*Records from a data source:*

========

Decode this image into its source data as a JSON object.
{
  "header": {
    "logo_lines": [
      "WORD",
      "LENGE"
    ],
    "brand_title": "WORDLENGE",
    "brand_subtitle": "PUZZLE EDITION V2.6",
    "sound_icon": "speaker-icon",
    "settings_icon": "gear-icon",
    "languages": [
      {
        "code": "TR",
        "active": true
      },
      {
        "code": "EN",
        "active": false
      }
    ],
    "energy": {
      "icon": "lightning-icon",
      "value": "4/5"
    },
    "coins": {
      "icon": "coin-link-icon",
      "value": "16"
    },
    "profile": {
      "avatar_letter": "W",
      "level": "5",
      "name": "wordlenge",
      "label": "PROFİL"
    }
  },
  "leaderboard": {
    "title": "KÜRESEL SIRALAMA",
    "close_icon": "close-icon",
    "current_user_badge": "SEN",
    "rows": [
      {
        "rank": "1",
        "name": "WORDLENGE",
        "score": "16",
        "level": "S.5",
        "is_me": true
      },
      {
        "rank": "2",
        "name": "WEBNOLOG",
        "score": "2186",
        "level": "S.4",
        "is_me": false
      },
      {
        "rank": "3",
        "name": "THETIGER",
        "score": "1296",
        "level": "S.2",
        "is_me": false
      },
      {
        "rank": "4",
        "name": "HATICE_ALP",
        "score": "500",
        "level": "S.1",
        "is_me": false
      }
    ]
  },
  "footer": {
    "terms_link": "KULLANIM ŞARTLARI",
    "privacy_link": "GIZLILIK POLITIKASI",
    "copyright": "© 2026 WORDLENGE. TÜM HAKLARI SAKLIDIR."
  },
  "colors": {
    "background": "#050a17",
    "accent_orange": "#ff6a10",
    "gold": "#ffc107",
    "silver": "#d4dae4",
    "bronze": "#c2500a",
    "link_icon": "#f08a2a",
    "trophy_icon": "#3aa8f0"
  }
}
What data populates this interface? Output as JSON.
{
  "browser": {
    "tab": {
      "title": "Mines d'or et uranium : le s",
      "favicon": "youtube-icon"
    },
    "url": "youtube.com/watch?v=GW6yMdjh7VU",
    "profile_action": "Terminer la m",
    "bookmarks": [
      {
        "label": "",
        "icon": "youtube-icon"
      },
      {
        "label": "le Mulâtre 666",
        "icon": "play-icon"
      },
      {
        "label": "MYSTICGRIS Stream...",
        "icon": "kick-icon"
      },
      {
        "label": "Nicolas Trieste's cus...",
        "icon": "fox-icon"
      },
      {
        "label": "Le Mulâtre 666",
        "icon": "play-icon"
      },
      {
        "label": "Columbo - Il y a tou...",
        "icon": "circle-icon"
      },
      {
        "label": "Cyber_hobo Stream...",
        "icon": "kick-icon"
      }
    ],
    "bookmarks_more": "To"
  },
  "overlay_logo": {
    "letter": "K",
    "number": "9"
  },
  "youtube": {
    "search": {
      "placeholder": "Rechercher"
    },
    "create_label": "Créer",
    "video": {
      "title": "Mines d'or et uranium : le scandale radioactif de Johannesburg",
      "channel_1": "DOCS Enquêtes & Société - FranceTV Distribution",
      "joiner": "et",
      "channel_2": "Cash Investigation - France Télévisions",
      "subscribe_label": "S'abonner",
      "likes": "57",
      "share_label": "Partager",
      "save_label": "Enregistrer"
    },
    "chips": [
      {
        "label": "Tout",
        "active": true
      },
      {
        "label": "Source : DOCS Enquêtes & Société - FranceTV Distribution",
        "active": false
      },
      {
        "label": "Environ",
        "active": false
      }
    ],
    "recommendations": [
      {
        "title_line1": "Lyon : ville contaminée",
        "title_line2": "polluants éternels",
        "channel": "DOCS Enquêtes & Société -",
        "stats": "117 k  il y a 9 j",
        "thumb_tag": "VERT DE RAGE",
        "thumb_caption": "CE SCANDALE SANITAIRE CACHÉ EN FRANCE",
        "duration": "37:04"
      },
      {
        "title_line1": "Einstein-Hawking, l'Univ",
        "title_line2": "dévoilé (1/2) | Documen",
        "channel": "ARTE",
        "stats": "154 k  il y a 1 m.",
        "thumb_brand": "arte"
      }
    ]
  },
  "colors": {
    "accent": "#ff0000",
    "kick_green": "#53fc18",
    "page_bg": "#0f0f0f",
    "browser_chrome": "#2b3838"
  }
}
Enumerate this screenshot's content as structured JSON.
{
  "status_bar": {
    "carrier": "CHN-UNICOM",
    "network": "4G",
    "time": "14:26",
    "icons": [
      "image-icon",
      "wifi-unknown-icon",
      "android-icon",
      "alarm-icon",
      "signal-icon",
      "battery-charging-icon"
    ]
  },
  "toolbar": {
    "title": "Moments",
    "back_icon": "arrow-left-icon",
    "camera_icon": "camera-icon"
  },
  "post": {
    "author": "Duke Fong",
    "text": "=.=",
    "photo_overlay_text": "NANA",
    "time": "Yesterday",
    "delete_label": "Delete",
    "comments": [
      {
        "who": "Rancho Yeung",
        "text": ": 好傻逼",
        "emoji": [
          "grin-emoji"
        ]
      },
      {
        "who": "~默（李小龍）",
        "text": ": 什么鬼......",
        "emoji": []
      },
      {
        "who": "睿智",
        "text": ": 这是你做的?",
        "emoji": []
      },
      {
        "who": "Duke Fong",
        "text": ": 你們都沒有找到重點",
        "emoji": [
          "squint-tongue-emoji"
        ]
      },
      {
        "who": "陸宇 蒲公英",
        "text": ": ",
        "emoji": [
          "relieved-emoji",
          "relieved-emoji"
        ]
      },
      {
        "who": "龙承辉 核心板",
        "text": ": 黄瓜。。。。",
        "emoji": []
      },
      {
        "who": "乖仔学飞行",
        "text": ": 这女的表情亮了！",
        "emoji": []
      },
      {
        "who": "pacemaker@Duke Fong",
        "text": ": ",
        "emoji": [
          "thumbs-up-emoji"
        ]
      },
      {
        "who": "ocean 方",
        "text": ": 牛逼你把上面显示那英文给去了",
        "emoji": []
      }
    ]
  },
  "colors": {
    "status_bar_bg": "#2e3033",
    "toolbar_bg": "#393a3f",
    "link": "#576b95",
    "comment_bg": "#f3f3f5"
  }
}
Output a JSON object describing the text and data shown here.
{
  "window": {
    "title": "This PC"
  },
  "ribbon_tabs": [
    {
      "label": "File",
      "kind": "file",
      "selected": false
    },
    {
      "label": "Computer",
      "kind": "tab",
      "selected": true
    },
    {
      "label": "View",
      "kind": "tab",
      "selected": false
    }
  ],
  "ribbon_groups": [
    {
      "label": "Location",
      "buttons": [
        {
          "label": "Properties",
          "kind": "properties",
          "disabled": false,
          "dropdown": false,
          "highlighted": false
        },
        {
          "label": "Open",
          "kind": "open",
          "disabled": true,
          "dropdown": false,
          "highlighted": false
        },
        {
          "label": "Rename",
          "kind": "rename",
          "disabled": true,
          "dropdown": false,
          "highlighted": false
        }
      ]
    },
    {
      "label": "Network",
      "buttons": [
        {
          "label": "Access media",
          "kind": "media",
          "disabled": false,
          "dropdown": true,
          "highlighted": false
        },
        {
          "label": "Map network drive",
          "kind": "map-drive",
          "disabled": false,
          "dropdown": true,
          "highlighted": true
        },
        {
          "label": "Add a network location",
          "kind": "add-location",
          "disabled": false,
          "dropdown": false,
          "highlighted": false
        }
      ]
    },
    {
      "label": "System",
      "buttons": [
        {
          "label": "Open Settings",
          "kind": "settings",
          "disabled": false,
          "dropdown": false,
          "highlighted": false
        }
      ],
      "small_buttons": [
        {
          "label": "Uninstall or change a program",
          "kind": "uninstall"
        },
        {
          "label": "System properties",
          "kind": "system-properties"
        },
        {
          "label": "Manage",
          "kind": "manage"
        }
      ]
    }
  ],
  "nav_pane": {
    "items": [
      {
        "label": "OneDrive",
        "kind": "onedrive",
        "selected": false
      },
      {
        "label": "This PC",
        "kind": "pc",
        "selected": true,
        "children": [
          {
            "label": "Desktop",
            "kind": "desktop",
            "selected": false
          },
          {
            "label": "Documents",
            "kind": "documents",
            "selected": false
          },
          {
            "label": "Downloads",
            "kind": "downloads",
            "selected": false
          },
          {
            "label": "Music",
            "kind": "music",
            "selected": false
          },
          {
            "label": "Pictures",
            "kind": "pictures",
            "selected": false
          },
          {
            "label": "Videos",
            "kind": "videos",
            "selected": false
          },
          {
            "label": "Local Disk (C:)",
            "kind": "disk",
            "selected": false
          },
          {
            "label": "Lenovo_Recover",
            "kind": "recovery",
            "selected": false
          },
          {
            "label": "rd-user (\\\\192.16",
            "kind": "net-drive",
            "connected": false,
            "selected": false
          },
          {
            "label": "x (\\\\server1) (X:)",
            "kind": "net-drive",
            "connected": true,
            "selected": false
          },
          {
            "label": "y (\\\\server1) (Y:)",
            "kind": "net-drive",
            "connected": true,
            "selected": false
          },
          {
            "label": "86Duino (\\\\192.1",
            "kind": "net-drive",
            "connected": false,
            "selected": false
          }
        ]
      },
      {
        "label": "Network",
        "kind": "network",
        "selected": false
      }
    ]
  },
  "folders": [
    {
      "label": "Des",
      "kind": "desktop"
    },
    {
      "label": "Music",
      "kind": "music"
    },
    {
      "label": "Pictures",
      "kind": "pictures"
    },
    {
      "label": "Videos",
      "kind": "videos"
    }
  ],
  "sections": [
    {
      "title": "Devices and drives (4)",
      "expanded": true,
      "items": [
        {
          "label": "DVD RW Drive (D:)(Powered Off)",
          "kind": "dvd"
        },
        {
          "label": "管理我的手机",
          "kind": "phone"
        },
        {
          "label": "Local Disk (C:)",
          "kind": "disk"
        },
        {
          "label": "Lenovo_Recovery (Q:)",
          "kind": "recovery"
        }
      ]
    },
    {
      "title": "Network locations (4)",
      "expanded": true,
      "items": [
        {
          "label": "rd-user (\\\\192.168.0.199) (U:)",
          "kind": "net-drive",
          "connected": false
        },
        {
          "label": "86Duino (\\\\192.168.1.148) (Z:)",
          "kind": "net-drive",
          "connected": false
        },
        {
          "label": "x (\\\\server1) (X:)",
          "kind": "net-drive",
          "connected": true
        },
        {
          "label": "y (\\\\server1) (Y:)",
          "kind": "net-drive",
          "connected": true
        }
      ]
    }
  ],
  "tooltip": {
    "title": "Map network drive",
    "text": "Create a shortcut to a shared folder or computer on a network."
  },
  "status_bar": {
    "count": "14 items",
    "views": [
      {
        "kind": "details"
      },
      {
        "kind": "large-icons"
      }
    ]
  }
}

========

*WHAT YOU HAVE TO DO:* Using the records above, list each line that includes "Stream".

*RESPONSE:*
        "label": "MYSTICGRIS Stream...",
        "label": "Cyber_hobo Stream...",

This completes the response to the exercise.